WHAT IS ASKED: Review the material and extract every line in which the word "equipment" occurs.

╭─ DATA SUPPLIED

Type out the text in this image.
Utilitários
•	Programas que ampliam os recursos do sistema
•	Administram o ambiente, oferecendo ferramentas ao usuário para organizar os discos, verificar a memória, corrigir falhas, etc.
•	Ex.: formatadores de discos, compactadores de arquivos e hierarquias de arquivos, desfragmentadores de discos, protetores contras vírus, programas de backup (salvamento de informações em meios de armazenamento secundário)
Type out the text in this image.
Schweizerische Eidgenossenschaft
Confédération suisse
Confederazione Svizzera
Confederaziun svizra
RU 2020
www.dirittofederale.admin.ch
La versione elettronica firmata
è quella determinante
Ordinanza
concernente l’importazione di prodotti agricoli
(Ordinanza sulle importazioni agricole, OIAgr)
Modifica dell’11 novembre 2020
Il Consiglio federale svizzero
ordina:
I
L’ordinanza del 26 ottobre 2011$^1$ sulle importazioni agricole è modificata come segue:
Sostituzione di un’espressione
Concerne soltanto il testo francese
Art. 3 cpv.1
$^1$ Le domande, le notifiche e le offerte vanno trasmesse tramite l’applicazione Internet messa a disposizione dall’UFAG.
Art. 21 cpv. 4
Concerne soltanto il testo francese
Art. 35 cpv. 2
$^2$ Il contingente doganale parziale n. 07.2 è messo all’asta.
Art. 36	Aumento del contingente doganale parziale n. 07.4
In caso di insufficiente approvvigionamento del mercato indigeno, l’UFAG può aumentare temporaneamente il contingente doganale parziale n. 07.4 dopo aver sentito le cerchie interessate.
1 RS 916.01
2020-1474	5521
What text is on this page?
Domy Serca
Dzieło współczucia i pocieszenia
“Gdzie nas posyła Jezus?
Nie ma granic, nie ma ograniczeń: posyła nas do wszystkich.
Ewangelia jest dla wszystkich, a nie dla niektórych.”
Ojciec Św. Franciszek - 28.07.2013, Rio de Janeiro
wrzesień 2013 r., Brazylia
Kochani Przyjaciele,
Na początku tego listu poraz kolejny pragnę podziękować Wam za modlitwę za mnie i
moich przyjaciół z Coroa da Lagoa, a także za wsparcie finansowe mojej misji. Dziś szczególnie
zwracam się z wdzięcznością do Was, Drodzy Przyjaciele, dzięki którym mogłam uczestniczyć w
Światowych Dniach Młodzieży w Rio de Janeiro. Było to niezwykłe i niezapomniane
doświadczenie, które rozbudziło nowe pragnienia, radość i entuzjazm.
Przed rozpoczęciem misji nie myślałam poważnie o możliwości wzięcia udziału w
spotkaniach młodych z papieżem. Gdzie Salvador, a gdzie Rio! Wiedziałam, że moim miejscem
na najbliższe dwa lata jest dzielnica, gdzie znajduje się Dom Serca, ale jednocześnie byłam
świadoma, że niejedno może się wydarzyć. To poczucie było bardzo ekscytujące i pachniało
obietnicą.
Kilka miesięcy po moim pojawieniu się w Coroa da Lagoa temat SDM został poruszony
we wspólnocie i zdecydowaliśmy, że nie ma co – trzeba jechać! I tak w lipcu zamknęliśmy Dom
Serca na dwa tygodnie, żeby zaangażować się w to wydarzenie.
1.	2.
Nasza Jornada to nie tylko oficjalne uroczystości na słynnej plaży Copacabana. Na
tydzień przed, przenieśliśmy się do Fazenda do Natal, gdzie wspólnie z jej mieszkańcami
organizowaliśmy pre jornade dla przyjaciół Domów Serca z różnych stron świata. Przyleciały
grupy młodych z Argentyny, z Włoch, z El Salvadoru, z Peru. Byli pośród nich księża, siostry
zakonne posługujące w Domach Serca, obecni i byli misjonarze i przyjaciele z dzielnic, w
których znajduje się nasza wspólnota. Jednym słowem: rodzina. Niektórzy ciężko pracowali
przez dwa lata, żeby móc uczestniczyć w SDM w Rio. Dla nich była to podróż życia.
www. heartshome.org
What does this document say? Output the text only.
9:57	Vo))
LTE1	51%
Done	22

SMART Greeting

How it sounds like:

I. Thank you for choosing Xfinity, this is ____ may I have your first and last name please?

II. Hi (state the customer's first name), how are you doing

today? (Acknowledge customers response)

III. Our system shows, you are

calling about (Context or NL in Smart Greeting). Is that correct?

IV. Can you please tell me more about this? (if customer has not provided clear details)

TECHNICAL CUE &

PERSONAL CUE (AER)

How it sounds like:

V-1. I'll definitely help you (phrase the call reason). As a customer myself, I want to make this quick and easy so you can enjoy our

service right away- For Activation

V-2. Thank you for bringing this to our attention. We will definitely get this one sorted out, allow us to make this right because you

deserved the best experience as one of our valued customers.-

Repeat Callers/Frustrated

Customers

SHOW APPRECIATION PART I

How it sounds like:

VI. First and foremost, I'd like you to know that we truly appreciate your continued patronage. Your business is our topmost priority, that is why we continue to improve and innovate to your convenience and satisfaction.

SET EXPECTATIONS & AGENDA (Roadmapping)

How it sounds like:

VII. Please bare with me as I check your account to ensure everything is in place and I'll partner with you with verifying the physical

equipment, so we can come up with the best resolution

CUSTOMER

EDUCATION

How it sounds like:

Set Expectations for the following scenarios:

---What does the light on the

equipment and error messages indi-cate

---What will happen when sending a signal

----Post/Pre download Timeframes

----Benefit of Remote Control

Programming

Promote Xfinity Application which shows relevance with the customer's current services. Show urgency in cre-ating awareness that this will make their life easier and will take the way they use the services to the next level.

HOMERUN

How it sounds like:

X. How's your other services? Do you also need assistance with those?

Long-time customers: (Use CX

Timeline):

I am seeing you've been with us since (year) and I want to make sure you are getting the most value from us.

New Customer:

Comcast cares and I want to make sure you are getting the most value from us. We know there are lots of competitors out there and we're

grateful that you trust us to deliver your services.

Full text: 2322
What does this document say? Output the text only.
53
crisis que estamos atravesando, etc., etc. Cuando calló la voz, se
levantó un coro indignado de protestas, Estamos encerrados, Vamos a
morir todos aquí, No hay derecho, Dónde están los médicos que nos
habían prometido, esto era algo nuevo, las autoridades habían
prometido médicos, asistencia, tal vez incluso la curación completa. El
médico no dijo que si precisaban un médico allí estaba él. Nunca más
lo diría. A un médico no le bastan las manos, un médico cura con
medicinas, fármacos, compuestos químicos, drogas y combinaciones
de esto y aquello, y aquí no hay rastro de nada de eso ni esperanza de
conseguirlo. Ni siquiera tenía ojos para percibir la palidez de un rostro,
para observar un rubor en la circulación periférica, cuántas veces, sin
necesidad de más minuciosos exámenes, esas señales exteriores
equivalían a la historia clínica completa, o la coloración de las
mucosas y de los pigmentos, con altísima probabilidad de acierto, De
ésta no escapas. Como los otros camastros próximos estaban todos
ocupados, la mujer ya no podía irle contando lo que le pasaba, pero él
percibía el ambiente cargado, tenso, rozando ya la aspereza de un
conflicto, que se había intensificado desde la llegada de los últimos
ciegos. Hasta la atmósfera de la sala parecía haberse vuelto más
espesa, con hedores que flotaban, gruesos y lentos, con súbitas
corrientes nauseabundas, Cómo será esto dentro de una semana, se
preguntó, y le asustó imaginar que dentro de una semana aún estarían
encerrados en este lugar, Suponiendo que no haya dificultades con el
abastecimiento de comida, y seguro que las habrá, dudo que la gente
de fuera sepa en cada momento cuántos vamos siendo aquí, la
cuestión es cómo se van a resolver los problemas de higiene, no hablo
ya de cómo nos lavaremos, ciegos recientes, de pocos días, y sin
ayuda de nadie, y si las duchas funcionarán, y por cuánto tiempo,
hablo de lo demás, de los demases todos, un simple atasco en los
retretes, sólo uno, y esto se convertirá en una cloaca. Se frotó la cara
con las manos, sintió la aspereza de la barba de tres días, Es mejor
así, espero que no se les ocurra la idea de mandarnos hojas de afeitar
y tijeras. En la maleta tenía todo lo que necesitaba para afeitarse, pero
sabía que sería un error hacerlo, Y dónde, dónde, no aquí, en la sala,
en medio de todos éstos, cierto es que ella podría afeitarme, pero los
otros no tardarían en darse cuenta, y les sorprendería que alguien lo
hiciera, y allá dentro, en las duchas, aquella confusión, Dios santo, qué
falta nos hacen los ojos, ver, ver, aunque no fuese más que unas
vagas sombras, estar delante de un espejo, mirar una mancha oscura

╰─

RIGHT ANSWER:
equipment, so we can come up with the best resolution
equipment and error messages indi-cate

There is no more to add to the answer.